Requirement
Please write out the lines of the material from the line with "- breadcrumb: Admin" up to and including the line with "- address-bar[interactable]: i", and nothing else.

━━━

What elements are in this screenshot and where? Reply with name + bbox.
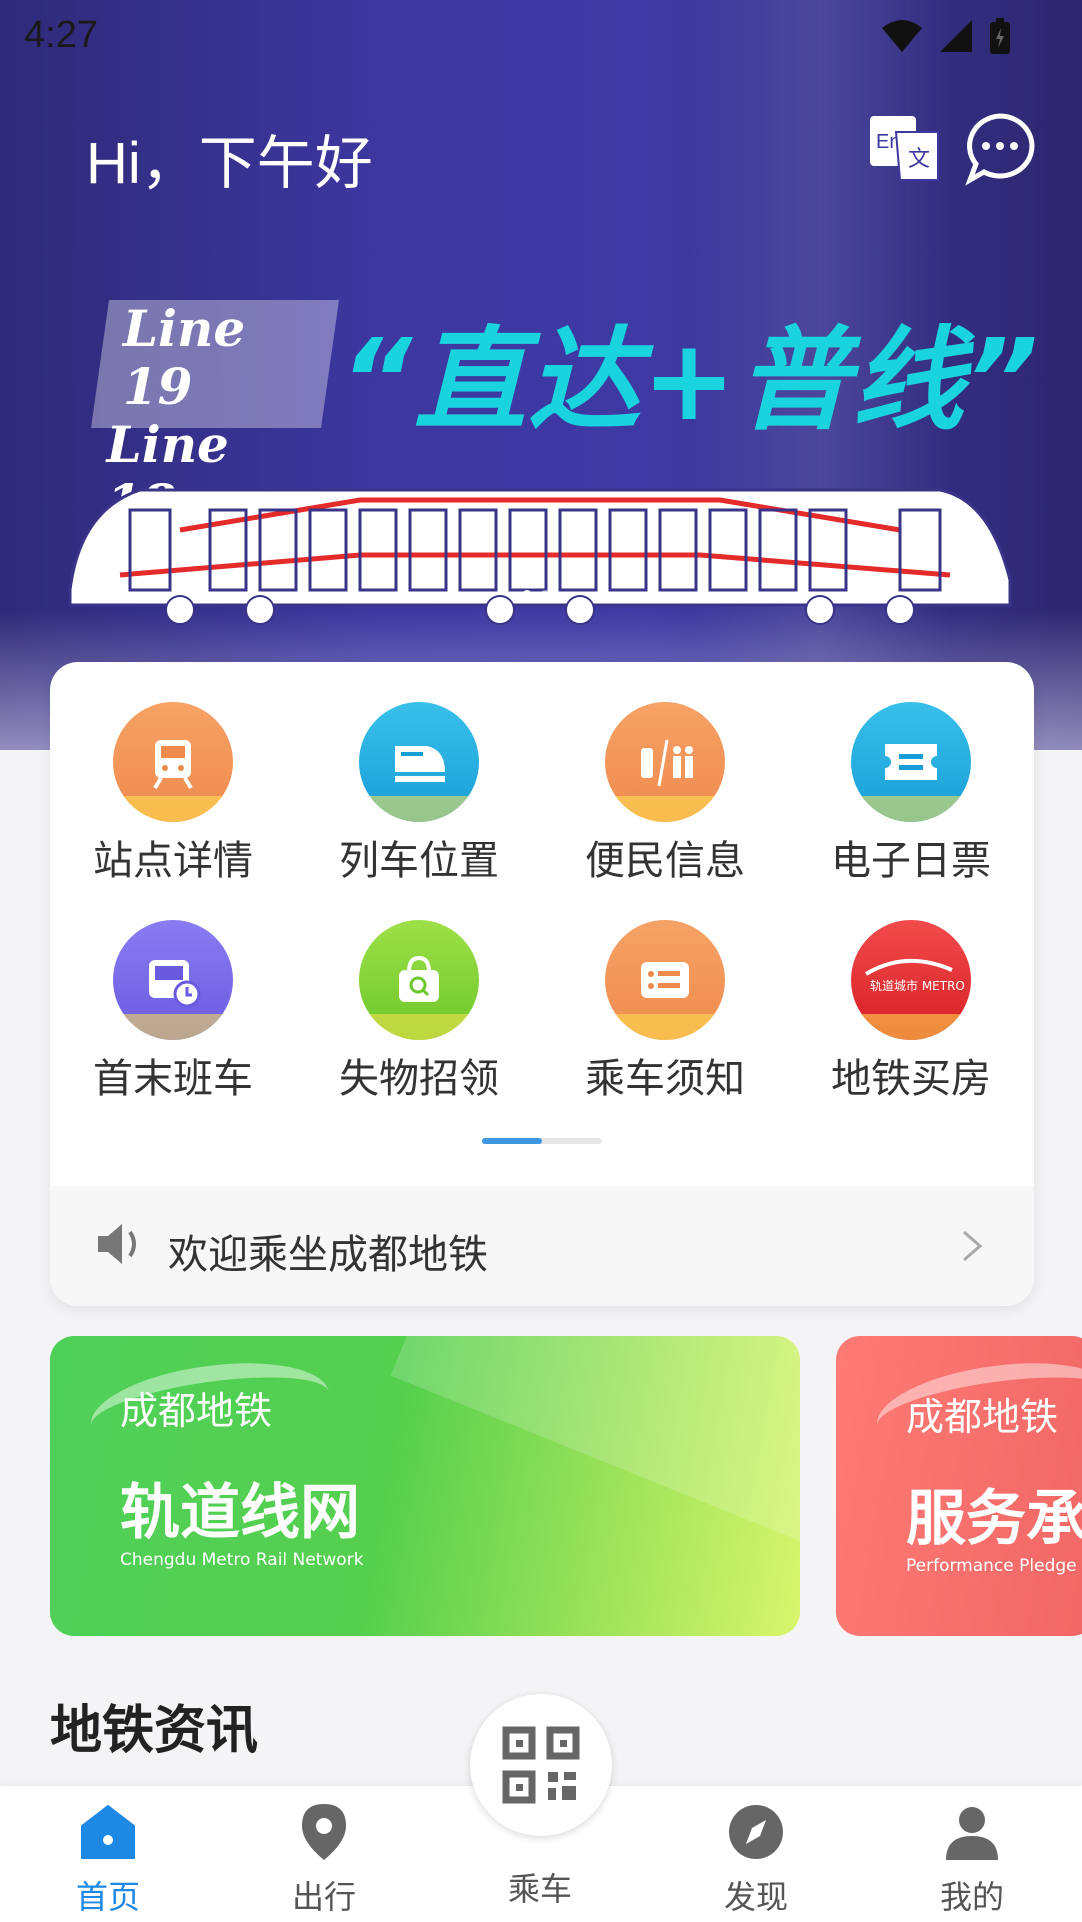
lost-found-icon — [359, 920, 479, 1040]
banner-rail-network[interactable]: 成都地铁 轨道线网 Chengdu Metro Rail Network — [50, 1336, 800, 1636]
tab-mine[interactable]: 我的 — [902, 1802, 1042, 1918]
service-label: 地铁买房 — [831, 1056, 991, 1102]
service-label: 乘车须知 — [585, 1056, 745, 1102]
banner-english: Performance Pledge — [906, 1556, 1077, 1576]
tab-discover[interactable]: 发现 — [686, 1802, 826, 1918]
service-label: 站点详情 — [93, 838, 253, 884]
compass-icon — [729, 1805, 783, 1859]
service-metro-housing[interactable]: 轨道城市 METRO CITY 地铁买房 — [788, 920, 1034, 1104]
banner-english: Chengdu Metro Rail Network — [120, 1550, 364, 1570]
news-section-title: 地铁资讯 — [50, 1701, 259, 1761]
service-convenience-info[interactable]: 便民信息 — [542, 702, 788, 886]
service-station-details[interactable]: 站点详情 — [50, 702, 296, 886]
tab-label: 首页 — [75, 1878, 140, 1916]
tab-travel[interactable]: 出行 — [254, 1802, 394, 1918]
service-label: 电子日票 — [831, 838, 991, 884]
schedule-icon — [113, 920, 233, 1040]
chevron-right-icon — [963, 1230, 983, 1262]
services-card: 站点详情 列车位置 便民信息 电子日票 首末班车 失物招领 乘车须知 轨道城市 … — [50, 662, 1034, 1306]
tab-label: 乘车 — [507, 1870, 572, 1908]
location-pin-icon — [302, 1804, 346, 1860]
metro-city-icon: 轨道城市 METRO CITY — [851, 920, 971, 1040]
message-icon[interactable] — [962, 110, 1038, 186]
services-grid: 站点详情 列车位置 便民信息 电子日票 首末班车 失物招领 乘车须知 轨道城市 … — [50, 702, 1034, 1104]
notice-icon — [605, 920, 725, 1040]
battery-icon — [990, 18, 1010, 54]
notice-text: 欢迎乘坐成都地铁 — [168, 1232, 488, 1278]
tab-label: 出行 — [291, 1878, 356, 1916]
tab-ride[interactable]: 乘车 — [470, 1834, 610, 1910]
service-riding-notice[interactable]: 乘车须知 — [542, 920, 788, 1104]
service-lost-found[interactable]: 失物招领 — [296, 920, 542, 1104]
qr-ride-button[interactable] — [470, 1694, 612, 1836]
train-illustration — [68, 488, 1012, 625]
banner-decoration — [390, 1336, 800, 1601]
banner-title: 轨道线网 — [120, 1478, 360, 1548]
greeting: Hi，下午好 — [86, 131, 373, 196]
status-icons — [880, 18, 1012, 56]
service-first-last-train[interactable]: 首末班车 — [50, 920, 296, 1104]
line-tag: Line 19 — [122, 299, 246, 416]
service-label: 列车位置 — [339, 838, 499, 884]
tab-label: 我的 — [939, 1878, 1004, 1916]
tab-label: 发现 — [723, 1878, 788, 1916]
hero-title: “直达+普线” — [340, 316, 1041, 446]
banner-pager — [522, 590, 550, 600]
wifi-icon — [882, 20, 922, 52]
station-icon — [113, 702, 233, 822]
line-tags: Line 19 Line 18 — [91, 299, 339, 532]
tab-home[interactable]: 首页 — [38, 1802, 178, 1918]
signal-icon — [940, 20, 972, 52]
metro-city-logo-text: 轨道城市 METRO CITY — [870, 978, 966, 993]
qr-code-icon — [502, 1726, 580, 1804]
service-label: 首末班车 — [93, 1056, 253, 1102]
convenience-icon — [605, 702, 725, 822]
banner-title: 服务承 — [906, 1484, 1082, 1554]
banner-service-pledge[interactable]: 成都地铁 服务承 Performance Pledge — [836, 1336, 1082, 1636]
service-train-position[interactable]: 列车位置 — [296, 702, 542, 886]
status-time: 4:27 — [24, 14, 98, 56]
status-bar: 4:27 — [0, 0, 1082, 72]
service-e-day-ticket[interactable]: 电子日票 — [788, 702, 1034, 886]
services-pager — [482, 1138, 602, 1144]
user-icon — [946, 1807, 998, 1860]
notice-bar[interactable]: 欢迎乘坐成都地铁 — [50, 1186, 1034, 1306]
service-label: 便民信息 — [585, 838, 745, 884]
svg-text:文: 文 — [908, 147, 930, 172]
train-position-icon — [359, 702, 479, 822]
banner-subtitle: 成都地铁 — [120, 1389, 273, 1433]
home-icon — [81, 1805, 135, 1859]
ticket-icon — [851, 702, 971, 822]
speaker-icon — [98, 1224, 136, 1264]
banner-subtitle: 成都地铁 — [906, 1395, 1059, 1439]
translate-icon[interactable]: En 文 — [866, 110, 942, 186]
service-label: 失物招领 — [339, 1056, 499, 1102]
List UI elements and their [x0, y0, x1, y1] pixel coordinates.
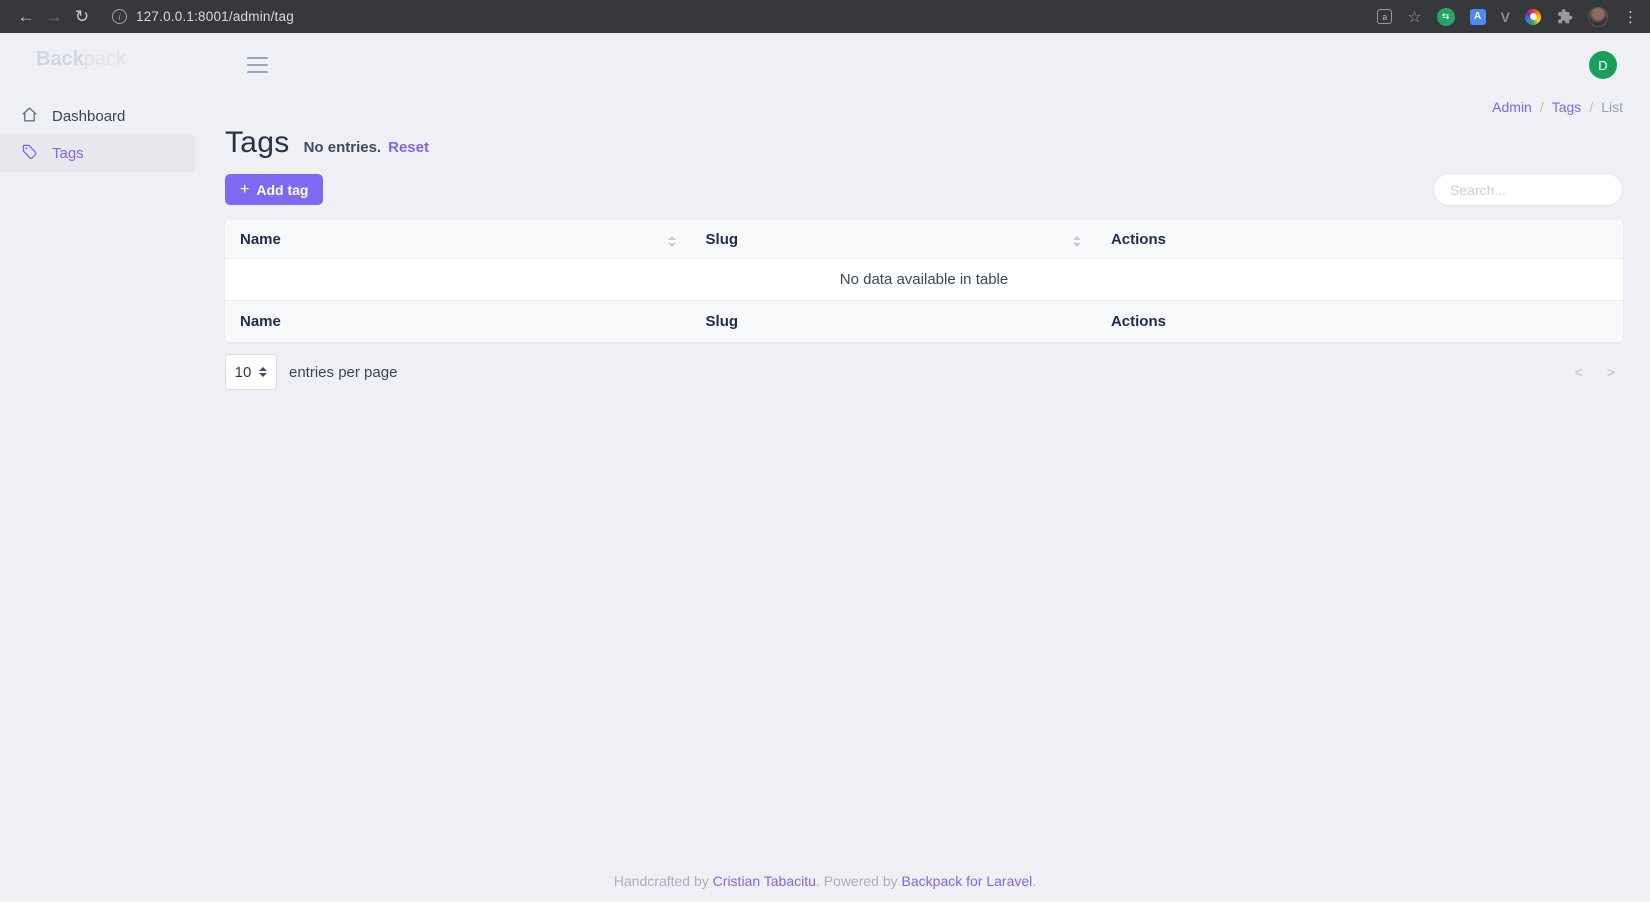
- breadcrumb: Admin / Tags / List: [225, 99, 1623, 115]
- vue-devtools-icon[interactable]: V: [1501, 9, 1510, 25]
- hangouts-extension-icon[interactable]: ⇆: [1436, 7, 1455, 26]
- sidebar-item-label: Dashboard: [52, 108, 126, 125]
- browser-menu-icon[interactable]: ⋮: [1623, 8, 1638, 26]
- pagination-next-icon[interactable]: >: [1607, 364, 1615, 380]
- hamburger-menu-icon[interactable]: [243, 53, 272, 77]
- select-arrows-icon: [259, 367, 268, 377]
- footer-column-actions: Actions: [1095, 300, 1623, 342]
- sort-icon[interactable]: [1072, 236, 1081, 247]
- page-footer: Handcrafted by Cristian Tabacitu. Powere…: [0, 873, 1650, 889]
- pagination-prev-icon[interactable]: <: [1575, 364, 1583, 380]
- sidebar-nav: Dashboard Tags: [0, 98, 195, 172]
- translate-page-icon[interactable]: a: [1377, 9, 1393, 24]
- pagination: < >: [1575, 364, 1615, 380]
- browser-profile-avatar[interactable]: [1588, 6, 1608, 27]
- product-link[interactable]: Backpack for Laravel: [902, 873, 1033, 889]
- sidebar-item-dashboard[interactable]: Dashboard: [0, 98, 195, 135]
- footer-column-slug: Slug: [690, 300, 1096, 342]
- add-tag-button-label: Add tag: [256, 181, 309, 198]
- backpack-logo[interactable]: Backpack: [36, 48, 195, 71]
- tag-icon: [21, 143, 38, 164]
- plus-icon: +: [240, 180, 250, 198]
- entries-per-page-label: entries per page: [289, 363, 398, 381]
- search-input[interactable]: [1433, 173, 1623, 206]
- browser-forward-icon[interactable]: →: [40, 0, 68, 33]
- author-link[interactable]: Cristian Tabacitu: [713, 873, 816, 889]
- browser-extensions-area: a ☆ ⇆ A V ⋮: [1377, 6, 1638, 27]
- table-card: Name Slug Actions No data available in t…: [225, 220, 1623, 342]
- main-content: D Admin / Tags / List Tags No entries. R…: [195, 33, 1650, 902]
- add-tag-button[interactable]: + Add tag: [225, 174, 324, 205]
- table-footer-row: Name Slug Actions: [225, 300, 1623, 342]
- empty-table-row: No data available in table: [225, 258, 1623, 301]
- sidebar-item-label: Tags: [52, 145, 84, 162]
- breadcrumb-separator: /: [1589, 99, 1594, 115]
- column-header-slug[interactable]: Slug: [690, 220, 1096, 259]
- entries-per-page-value: 10: [234, 363, 252, 381]
- page-title: Tags: [225, 126, 290, 159]
- browser-reload-icon[interactable]: ↻: [68, 0, 96, 33]
- address-bar[interactable]: i 127.0.0.1:8001/admin/tag: [112, 9, 294, 24]
- sort-icon[interactable]: [667, 236, 676, 247]
- sidebar: Backpack Dashboard Tags: [0, 33, 195, 902]
- bookmark-star-icon[interactable]: ☆: [1407, 7, 1421, 27]
- browser-back-icon[interactable]: ←: [12, 0, 40, 33]
- footer-text: Handcrafted by: [613, 873, 713, 889]
- footer-column-name: Name: [225, 300, 691, 342]
- breadcrumb-admin[interactable]: Admin: [1492, 99, 1532, 115]
- breadcrumb-tags[interactable]: Tags: [1552, 99, 1582, 115]
- puzzle-extension-icon[interactable]: [1556, 8, 1573, 25]
- table-header-row: Name Slug Actions: [225, 220, 1623, 259]
- breadcrumb-separator: /: [1539, 99, 1544, 115]
- empty-table-message: No data available in table: [225, 258, 1623, 301]
- table-bottom-bar: 10 entries per page < >: [225, 354, 1623, 390]
- color-picker-extension-icon[interactable]: [1525, 8, 1541, 25]
- entries-summary: No entries.: [303, 139, 382, 156]
- user-avatar[interactable]: D: [1589, 51, 1617, 79]
- home-icon: [21, 106, 38, 127]
- page-heading-row: Tags No entries. Reset: [225, 126, 1623, 160]
- browser-toolbar: ← → ↻ i 127.0.0.1:8001/admin/tag a ☆ ⇆ A…: [0, 0, 1650, 33]
- translate-extension-icon[interactable]: A: [1469, 8, 1486, 25]
- top-header: D: [225, 41, 1623, 89]
- column-header-actions: Actions: [1095, 220, 1623, 259]
- column-header-name[interactable]: Name: [225, 220, 691, 259]
- logo-light-part: pack: [83, 48, 127, 70]
- tags-table: Name Slug Actions No data available in t…: [225, 220, 1623, 342]
- footer-text: .: [1032, 873, 1037, 889]
- reset-link[interactable]: Reset: [388, 139, 429, 156]
- breadcrumb-list: List: [1601, 99, 1623, 115]
- logo-bold-part: Back: [36, 48, 84, 70]
- footer-text: . Powered by: [815, 873, 902, 889]
- entries-per-page-select[interactable]: 10: [225, 354, 277, 390]
- sidebar-item-tags[interactable]: Tags: [0, 135, 195, 172]
- admin-app: Backpack Dashboard Tags D Admin / Tags /…: [0, 33, 1650, 902]
- list-toolbar: + Add tag: [225, 173, 1623, 206]
- site-info-icon[interactable]: i: [112, 9, 127, 24]
- url-text[interactable]: 127.0.0.1:8001/admin/tag: [136, 9, 294, 24]
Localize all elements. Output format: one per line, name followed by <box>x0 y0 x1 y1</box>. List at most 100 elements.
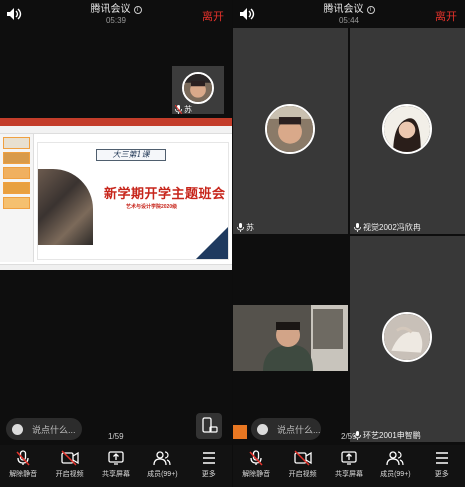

━━━

Reply to the task
- breadcrumb: Admin / Tags / List: [225, 99, 1623, 115]
- vue-devtools-icon[interactable]: V: [1501, 9, 1510, 25]
- hangouts-extension-icon[interactable]: ⇆: [1436, 7, 1455, 26]
- sidebar-item-label: Dashboard: [52, 108, 126, 125]
- browser-menu-icon[interactable]: ⋮: [1623, 8, 1638, 26]
- pagination-next-icon[interactable]: >: [1607, 364, 1615, 380]
- hamburger-menu-icon[interactable]: [243, 53, 272, 77]
- select-arrows-icon: [259, 367, 268, 377]
- footer-column-actions: Actions: [1095, 300, 1623, 342]
- sort-icon[interactable]: [1072, 236, 1081, 247]
- page-footer: Handcrafted by Cristian Tabacitu. Powere…: [0, 873, 1650, 889]
- pagination-prev-icon[interactable]: <: [1575, 364, 1583, 380]
- sidebar-nav: Dashboard Tags: [0, 98, 195, 172]
- translate-page-icon[interactable]: a: [1377, 9, 1393, 24]
- pagination: < >: [1575, 364, 1615, 380]
- browser-profile-avatar[interactable]: [1588, 6, 1608, 27]
- product-link[interactable]: Backpack for Laravel: [902, 873, 1033, 889]
- sidebar-item-dashboard[interactable]: Dashboard: [0, 98, 195, 135]
- footer-column-slug: Slug: [690, 300, 1096, 342]
- add-tag-button-label: Add tag: [256, 181, 309, 198]
- backpack-logo[interactable]: Backpack: [36, 48, 195, 71]
- tag-icon: [21, 143, 38, 164]
- plus-icon: +: [240, 180, 250, 198]
- entries-per-page-label: entries per page: [289, 363, 398, 381]
- search-input[interactable]: [1433, 173, 1623, 206]
- browser-forward-icon[interactable]: →: [40, 0, 68, 33]
- author-link[interactable]: Cristian Tabacitu: [713, 873, 816, 889]
- browser-extensions-area: a ☆ ⇆ A V ⋮: [1377, 6, 1638, 27]
- table-card: Name Slug Actions No data available in t…: [225, 220, 1623, 342]
- main-content: D Admin / Tags / List Tags No entries. R…: [195, 33, 1650, 902]
- add-tag-button[interactable]: + Add tag: [225, 174, 324, 205]
- table-footer-row: Name Slug Actions: [225, 300, 1623, 342]
- empty-table-row: No data available in table: [225, 258, 1623, 301]
- sidebar-item-label: Tags: [52, 145, 84, 162]
- breadcrumb-separator: /: [1589, 99, 1594, 115]
- column-header-slug[interactable]: Slug: [690, 220, 1096, 259]
- entries-per-page-value: 10: [234, 363, 252, 381]
- page-title: Tags: [225, 126, 290, 159]
- browser-reload-icon[interactable]: ↻: [68, 0, 96, 33]
- address-bar[interactable]: i 127.0.0.1:8001/admin/tag: [112, 9, 294, 24]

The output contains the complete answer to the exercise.